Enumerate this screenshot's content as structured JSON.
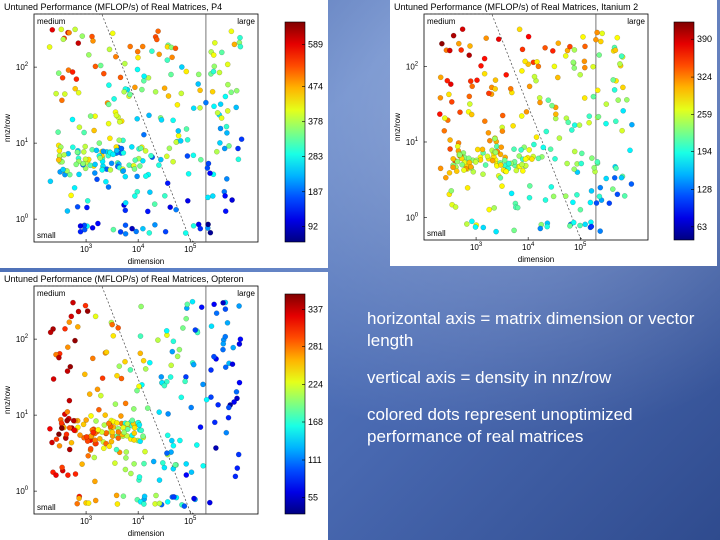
{
  "notes": [
    "horizontal axis = matrix dimension or vector length",
    "vertical axis = density in nnz/row",
    "colored dots represent unoptimized performance of real matrices"
  ],
  "chart_data": [
    {
      "type": "scatter",
      "title": "Untuned Performance (MFLOP/s) of Real Matrices, P4",
      "xlabel": "dimension",
      "ylabel": "nnz/row",
      "x_scale": "log",
      "y_scale": "log",
      "xlim": [
        100,
        2000000
      ],
      "ylim": [
        0.5,
        500
      ],
      "x_ticks": [
        "10^3",
        "10^4",
        "10^5"
      ],
      "y_ticks": [
        "10^0",
        "10^1",
        "10^2"
      ],
      "region_labels": {
        "medium": "medium",
        "large": "large",
        "small": "small"
      },
      "colorbar": {
        "ticks": [
          "589",
          "474",
          "378",
          "283",
          "187",
          "92"
        ],
        "range": [
          50,
          650
        ]
      },
      "theme": "mixed",
      "seed": 11,
      "n_points": 300
    },
    {
      "type": "scatter",
      "title": "Untuned Performance (MFLOP/s) of Real Matrices, Itanium 2",
      "xlabel": "dimension",
      "ylabel": "nnz/row",
      "x_scale": "log",
      "y_scale": "log",
      "xlim": [
        100,
        2000000
      ],
      "ylim": [
        0.5,
        500
      ],
      "x_ticks": [
        "10^3",
        "10^4",
        "10^5"
      ],
      "y_ticks": [
        "10^0",
        "10^1",
        "10^2"
      ],
      "region_labels": {
        "medium": "medium",
        "large": "large",
        "small": "small"
      },
      "colorbar": {
        "ticks": [
          "390",
          "324",
          "259",
          "194",
          "128",
          "63"
        ],
        "range": [
          40,
          420
        ]
      },
      "theme": "warm",
      "seed": 23,
      "n_points": 300
    },
    {
      "type": "scatter",
      "title": "Untuned Performance (MFLOP/s) of Real Matrices, Opteron",
      "xlabel": "dimension",
      "ylabel": "nnz/row",
      "x_scale": "log",
      "y_scale": "log",
      "xlim": [
        100,
        2000000
      ],
      "ylim": [
        0.5,
        500
      ],
      "x_ticks": [
        "10^3",
        "10^4",
        "10^5"
      ],
      "y_ticks": [
        "10^0",
        "10^1",
        "10^2"
      ],
      "region_labels": {
        "medium": "medium",
        "large": "large",
        "small": "small"
      },
      "colorbar": {
        "ticks": [
          "337",
          "281",
          "224",
          "168",
          "111",
          "55"
        ],
        "range": [
          30,
          360
        ]
      },
      "theme": "warmleft",
      "seed": 37,
      "n_points": 300
    }
  ]
}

----

## WHAT TO DO:
Reproduce every line of the material precisely, omitting its pictures.

## EXERCISE RESPONSE:
Enumerate this screenshot's content as structured JSON.
{
  "notes": [
    "horizontal axis = matrix dimension or vector length",
    "vertical axis = density in nnz/row",
    "colored dots represent unoptimized performance of real matrices"
  ],
  "chart_data": [
    {
      "type": "scatter",
      "title": "Untuned Performance (MFLOP/s) of Real Matrices, P4",
      "xlabel": "dimension",
      "ylabel": "nnz/row",
      "x_scale": "log",
      "y_scale": "log",
      "xlim": [
        100,
        2000000
      ],
      "ylim": [
        0.5,
        500
      ],
      "x_ticks": [
        "10^3",
        "10^4",
        "10^5"
      ],
      "y_ticks": [
        "10^0",
        "10^1",
        "10^2"
      ],
      "region_labels": {
        "medium": "medium",
        "large": "large",
        "small": "small"
      },
      "colorbar": {
        "ticks": [
          "589",
          "474",
          "378",
          "283",
          "187",
          "92"
        ],
        "range": [
          50,
          650
        ]
      },
      "theme": "mixed",
      "seed": 11,
      "n_points": 300
    },
    {
      "type": "scatter",
      "title": "Untuned Performance (MFLOP/s) of Real Matrices, Itanium 2",
      "xlabel": "dimension",
      "ylabel": "nnz/row",
      "x_scale": "log",
      "y_scale": "log",
      "xlim": [
        100,
        2000000
      ],
      "ylim": [
        0.5,
        500
      ],
      "x_ticks": [
        "10^3",
        "10^4",
        "10^5"
      ],
      "y_ticks": [
        "10^0",
        "10^1",
        "10^2"
      ],
      "region_labels": {
        "medium": "medium",
        "large": "large",
        "small": "small"
      },
      "colorbar": {
        "ticks": [
          "390",
          "324",
          "259",
          "194",
          "128",
          "63"
        ],
        "range": [
          40,
          420
        ]
      },
      "theme": "warm",
      "seed": 23,
      "n_points": 300
    },
    {
      "type": "scatter",
      "title": "Untuned Performance (MFLOP/s) of Real Matrices, Opteron",
      "xlabel": "dimension",
      "ylabel": "nnz/row",
      "x_scale": "log",
      "y_scale": "log",
      "xlim": [
        100,
        2000000
      ],
      "ylim": [
        0.5,
        500
      ],
      "x_ticks": [
        "10^3",
        "10^4",
        "10^5"
      ],
      "y_ticks": [
        "10^0",
        "10^1",
        "10^2"
      ],
      "region_labels": {
        "medium": "medium",
        "large": "large",
        "small": "small"
      },
      "colorbar": {
        "ticks": [
          "337",
          "281",
          "224",
          "168",
          "111",
          "55"
        ],
        "range": [
          30,
          360
        ]
      },
      "theme": "warmleft",
      "seed": 37,
      "n_points": 300
    }
  ]
}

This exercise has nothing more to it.